• LISTE DES TÂCHES:
1/ Répondez à ces questions sur l'extrait fourni :
(a) Après combien de jours sans manger des clochards ont-ils donné du pain, du fromage et une bière ?
(b) Comment s'appelait le confesseur de sainte Brigitte après son départ de Suède ?
(c) Quelle partie de l'Iliade Wilamowitz aurait-il d'abord reconstruite comme version originale ?
2/ Pouvez-vous résumer l'extrait fourni en deux phrases ?
3/ Écrivez la suite de l'extrait fourni en reprenant juste après sa dernière phrase.

• EXTRAIT FOURNI:
----------------
J'ai parfois eu l'honneur d'être accepté par eux et une fois d'avoir ma vie sauvé par eux: ils m'ont donné du pain, du fromage, peut-être du pâté, une bière et ceci après trois jours que je n'avais rien eu à manger. Un d'entre eux m'a aussi donné un livre, les marges duquel j'utilisais pour écrire une comédie qui m'a été de la suite volé avec le livre avant que je ne l'eusse mis sur internet. Mais dernièrement je n'ai pas été tellement accepté par les clochards. Ce n'est pas chaque sdf qui a l'honneur d'être clochard. C'est un style de vie qui est spécifique et qui n'est pas le mien.
Ce matin je viens d'avoir du thé dans un endroit pour les sdf. Ça m'a arrangé après avoir été réveillé trois fois, une fois à trois heures, une fois à cinq heures et une fois entre les deux autres fois.
Mais pour académique que je sois, il y a un jargon académique et un peu moralisant qui me met mal à l'aise. Il fut utilisé à cet endroit:
- "c'est une version martyr qu'il donne"
- "il faut se laisser martyriser un peu" (là les accueillants ont vu que j'étais mal à l'aise, ils ont changé le sujet)
- "il y en a qui sont dans le déni"
Quand j'étais dans la faculté, mon but était de maîtriser les sujets, pas de prendre chaque position des gens qui me les enseignaient. Je sais que Ste Brigitte après avoir quitté la Suède a eu un confesseur qui s'appelait Alfonso de Jaén. Le docte et futur docteur ès lettres qui en parlait doutait que les motifs allégués par Alfonso de Jaén étaient vraiement "fatigue du monde", ça serait plutôt genre excuse bellifiée, moi je viens de rappeler qu'il y a une chose qui s'appelle aujourd'hui épuisement psychique, burnout, syndrome d'épuisement professionel et ainsi de suite. Il a accepté l'explication. Dans l'étude d'Homère j'ai eu le bonheur d'avoir un "lector" comme on les appelle en certains pays qui trouvait profondement ridicule de parler de l'auteur de l'Odyssé comme "soit Homère, soit un autre poëte du même nom" pour ne rien dire de son mépris pour la théorie dite de "boule de neige". Avec des académiciens comme ça dans les études bibliques, on n'aurait qu'assez peu de respect pour les idioties comme "Quelle Q" qui aurait été commune à trois ou à deux évangélistes et qui serait à reconstruire ... par les savants d'aujourd'hui.
Parlant de ça. Je viens il y a quelques jours de trouver l'indication que Wilamowitz aurait reconstruit d'abord l'Achilléide à elle seule comme la version original de l'Iliade et en plus une version qu'il cosidérait comme plus primitive, une dans laquelle Achille malmène effectivement et définitivement le cadavre de Hector. La réconciliation avec Priame serait donc un ajout plus tard par des ges plus sophistiqués et avides d'humaniser l'action. Ceci est partie d'une version - celle de Wilamowitz - de la théorie "de boule de neige" et elle est à peu près aussi cohérente que les savants qui datent les Synoptiques à l'an 70 et plus tard. Si j'avais pris Théologie, j'aurais eu la galère garantie à la fac, parce que je tiens aux auteurs traditionnellement donnés. Ayant pris Grec et Latin j'ai pu éviter cette fourberie intellectuelle.
----------------
• EXTRAITS DE DONNÉES:
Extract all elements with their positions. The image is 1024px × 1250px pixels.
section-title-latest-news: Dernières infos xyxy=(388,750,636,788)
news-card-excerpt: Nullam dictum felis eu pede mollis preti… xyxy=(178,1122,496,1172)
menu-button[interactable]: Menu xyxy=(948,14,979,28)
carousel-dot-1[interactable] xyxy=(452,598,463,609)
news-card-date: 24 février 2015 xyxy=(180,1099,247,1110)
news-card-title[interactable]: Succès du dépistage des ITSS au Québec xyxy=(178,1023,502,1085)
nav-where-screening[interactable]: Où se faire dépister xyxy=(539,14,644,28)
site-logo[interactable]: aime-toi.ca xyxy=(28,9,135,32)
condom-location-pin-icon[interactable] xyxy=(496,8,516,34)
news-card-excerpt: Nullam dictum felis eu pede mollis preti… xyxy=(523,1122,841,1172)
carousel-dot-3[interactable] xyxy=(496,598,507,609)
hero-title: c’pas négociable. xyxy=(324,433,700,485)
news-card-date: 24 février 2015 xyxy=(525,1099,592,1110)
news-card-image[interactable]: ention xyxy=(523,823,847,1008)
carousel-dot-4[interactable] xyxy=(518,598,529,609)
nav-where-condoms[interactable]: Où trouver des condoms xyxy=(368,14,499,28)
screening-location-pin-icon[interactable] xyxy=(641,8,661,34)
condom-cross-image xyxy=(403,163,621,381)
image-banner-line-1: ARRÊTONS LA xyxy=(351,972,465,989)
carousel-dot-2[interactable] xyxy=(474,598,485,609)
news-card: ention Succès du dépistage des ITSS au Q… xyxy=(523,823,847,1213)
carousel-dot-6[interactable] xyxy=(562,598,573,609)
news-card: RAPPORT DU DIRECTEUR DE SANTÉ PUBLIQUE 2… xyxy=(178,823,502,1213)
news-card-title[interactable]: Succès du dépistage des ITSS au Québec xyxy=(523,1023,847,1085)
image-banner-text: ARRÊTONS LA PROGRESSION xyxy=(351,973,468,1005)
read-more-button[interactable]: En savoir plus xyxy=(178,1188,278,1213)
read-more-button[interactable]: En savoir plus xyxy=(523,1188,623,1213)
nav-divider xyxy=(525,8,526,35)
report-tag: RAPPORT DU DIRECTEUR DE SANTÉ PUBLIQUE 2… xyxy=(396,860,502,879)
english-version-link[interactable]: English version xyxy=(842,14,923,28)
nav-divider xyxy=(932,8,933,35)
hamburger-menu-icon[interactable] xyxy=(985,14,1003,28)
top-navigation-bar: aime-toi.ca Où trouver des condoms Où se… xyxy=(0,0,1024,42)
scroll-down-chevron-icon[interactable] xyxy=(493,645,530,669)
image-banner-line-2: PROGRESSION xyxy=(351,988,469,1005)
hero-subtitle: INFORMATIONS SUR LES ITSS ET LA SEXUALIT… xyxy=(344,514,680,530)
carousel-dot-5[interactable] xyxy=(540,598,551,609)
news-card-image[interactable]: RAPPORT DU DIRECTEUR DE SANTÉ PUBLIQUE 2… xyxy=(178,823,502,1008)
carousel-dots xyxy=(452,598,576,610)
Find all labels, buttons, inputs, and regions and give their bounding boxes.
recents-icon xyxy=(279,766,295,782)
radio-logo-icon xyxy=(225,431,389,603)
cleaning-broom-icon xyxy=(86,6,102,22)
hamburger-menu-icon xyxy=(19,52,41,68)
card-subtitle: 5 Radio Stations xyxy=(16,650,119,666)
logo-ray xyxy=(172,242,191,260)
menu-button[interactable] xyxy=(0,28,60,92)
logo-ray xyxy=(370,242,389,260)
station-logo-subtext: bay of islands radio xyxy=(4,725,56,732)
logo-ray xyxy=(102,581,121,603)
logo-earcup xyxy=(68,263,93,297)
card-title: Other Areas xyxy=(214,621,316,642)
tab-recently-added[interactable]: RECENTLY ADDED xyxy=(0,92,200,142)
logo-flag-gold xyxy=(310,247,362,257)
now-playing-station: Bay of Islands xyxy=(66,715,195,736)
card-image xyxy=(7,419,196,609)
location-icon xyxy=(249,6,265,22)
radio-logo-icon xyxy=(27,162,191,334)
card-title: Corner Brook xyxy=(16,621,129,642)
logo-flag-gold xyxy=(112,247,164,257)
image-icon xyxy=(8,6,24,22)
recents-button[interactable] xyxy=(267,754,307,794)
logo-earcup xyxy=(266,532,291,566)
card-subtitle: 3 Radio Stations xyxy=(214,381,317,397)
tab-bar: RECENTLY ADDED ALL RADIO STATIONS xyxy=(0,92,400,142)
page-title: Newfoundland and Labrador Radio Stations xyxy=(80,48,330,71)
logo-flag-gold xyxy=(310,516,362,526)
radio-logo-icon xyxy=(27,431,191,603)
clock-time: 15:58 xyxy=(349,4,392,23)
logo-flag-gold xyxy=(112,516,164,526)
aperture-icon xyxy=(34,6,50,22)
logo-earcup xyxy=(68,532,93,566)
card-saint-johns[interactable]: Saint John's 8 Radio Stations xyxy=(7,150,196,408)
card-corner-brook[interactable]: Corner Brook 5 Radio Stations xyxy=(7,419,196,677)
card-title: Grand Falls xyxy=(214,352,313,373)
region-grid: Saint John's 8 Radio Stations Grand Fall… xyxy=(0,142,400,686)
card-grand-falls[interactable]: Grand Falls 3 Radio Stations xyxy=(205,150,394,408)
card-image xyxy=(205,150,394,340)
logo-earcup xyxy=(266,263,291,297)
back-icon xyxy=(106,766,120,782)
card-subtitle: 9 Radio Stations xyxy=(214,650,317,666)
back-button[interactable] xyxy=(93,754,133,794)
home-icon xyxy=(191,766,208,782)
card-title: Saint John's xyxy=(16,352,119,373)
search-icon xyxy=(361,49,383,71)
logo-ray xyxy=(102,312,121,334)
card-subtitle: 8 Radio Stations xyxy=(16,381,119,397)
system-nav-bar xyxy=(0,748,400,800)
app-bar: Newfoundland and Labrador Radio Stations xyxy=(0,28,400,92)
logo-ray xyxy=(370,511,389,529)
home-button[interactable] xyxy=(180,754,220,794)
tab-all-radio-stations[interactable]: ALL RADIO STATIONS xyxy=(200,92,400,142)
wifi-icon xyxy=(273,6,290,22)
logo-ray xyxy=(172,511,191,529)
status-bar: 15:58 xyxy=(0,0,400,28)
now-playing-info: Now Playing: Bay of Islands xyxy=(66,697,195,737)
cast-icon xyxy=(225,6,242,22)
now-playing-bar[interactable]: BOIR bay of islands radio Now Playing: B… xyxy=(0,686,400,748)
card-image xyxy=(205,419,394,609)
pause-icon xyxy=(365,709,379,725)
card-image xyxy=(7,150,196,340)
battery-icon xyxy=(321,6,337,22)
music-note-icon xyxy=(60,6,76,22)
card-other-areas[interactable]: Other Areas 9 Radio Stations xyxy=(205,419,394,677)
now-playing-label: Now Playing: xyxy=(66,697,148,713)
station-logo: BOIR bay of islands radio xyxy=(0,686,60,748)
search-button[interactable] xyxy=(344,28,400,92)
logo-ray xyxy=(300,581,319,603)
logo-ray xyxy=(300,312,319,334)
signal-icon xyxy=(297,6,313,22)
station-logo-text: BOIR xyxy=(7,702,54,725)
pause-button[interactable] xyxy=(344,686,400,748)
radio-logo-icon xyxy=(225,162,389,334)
----------------
• LES RÉPONSES:
1/
(a) Trois jours.
(b) Alfonso de Jaén.
(c) L'Achilléide.

2/ L'extrait fourni évoque l'aide reçue autrefois de clochards, dont un repas après trois jours sans manger, puis un thé pris un matin dans un endroit pour les sdf après un réveil à trois reprises dans la nuit. Il critique ensuite un jargon académique moralisant et des hypothèses savantes comme la théorie dite « de boule de neige » ou une source « Q » commune aux évangélistes, et affirme qu'avoir pris grec et latin plutôt que théologie lui a permis d'éviter cette « fourberie intellectuelle ».

3/
Mais il y a des positions qui n'avaient même pas droit à être nommés à notre faculté. La liste des phrases que je viens de donner (de ce matin) est de celles-là. J'ai eu un camérade d'études qui reprenait le Latin qu'il avait oublié un peu. Il était assistant social de métier. Dans sa profession il risque d'avoir utilisé des phrases comme ça. Chez nous à la fac, pas un mot.
Vous voyez, le genre d'explications sophistiqués que j'apprécie est du genre "lectio difficilior verior" ou les observations pourquoi ceci n'est pas toujours le cas. Ou le fait que tel et tel construction s'utilise en Latin où le suédois aurait eu une phrase subordonnée, mais ceci ne veut pas dire que le Latin ne puisse jamais utiliser un subordonné. Il y a même un risque d'être hypercorrecte, d'éviter les constructions que le Latin a en commun avec la propre langue. Et le but poursuivi avec le Latin était de pouvoir, enfin, lire des auteurs non modernes dans la langue originale. J'ai eu moins de facilité avec Virgile et Tacite qu'avec St Thomas d'Aquin, ou avec Ste Brigitte, vu que j'ai commencé d'étudier le Latin sérieusement quand c'était déjà un peu trop tard. Système scolaire bidon oblige parfois au mal. Et bien sûr je l'ai étudié déjà pour des phrases comme "agere sequitur esse" ou "audietur et altera pars".
La juridique d'antan avait pour pricipe effectivement "audietur et altera pars". Mais il y a parmis les phrases apprises ce matin des attitudes qui ne sont pas promettant pour cet "audietur et altera pars". Sauf quand ce sont certains, a priori non concernés, voulant le bien de quelqu'un, qui se constituent en "altera pars" vis-à-vis celui-ci contre ses propres vues.
Il y a des clochards qui ne peuvent jamais plus faire leur métier. Un cuistot qui a choppé l'Hépatite C ou le SIDA ne doit jamais plus couper les légumes pour un public qui paie pour les manger. Un chauffeur de voiture qui tremble quand il ne boit pas n'est pas apte à conduire ce qu'il conduisait. Et ainsi de suite. Il y a eu aussi des gens qui ont refusé de prendre un autre travail que fermier à l'époque où pas mal perdaient leur métier de fermier (les années soixante). Et vu que le métier de fermier dépend du fait d'avoir une ferme ...
Mais il y a aussi des clochards ou d'autres sdf qui se voient refuser de faire le travail qu'ils peuvent déjà et encore bien faire ou qui se voient refusés de valoriser le travail qu'ils font déjà. Il y a des "constats" à propos eux qui les nuisent, et des phrases comme "il est dans le déni" font partie d'au moins un type de ce genre de "constats".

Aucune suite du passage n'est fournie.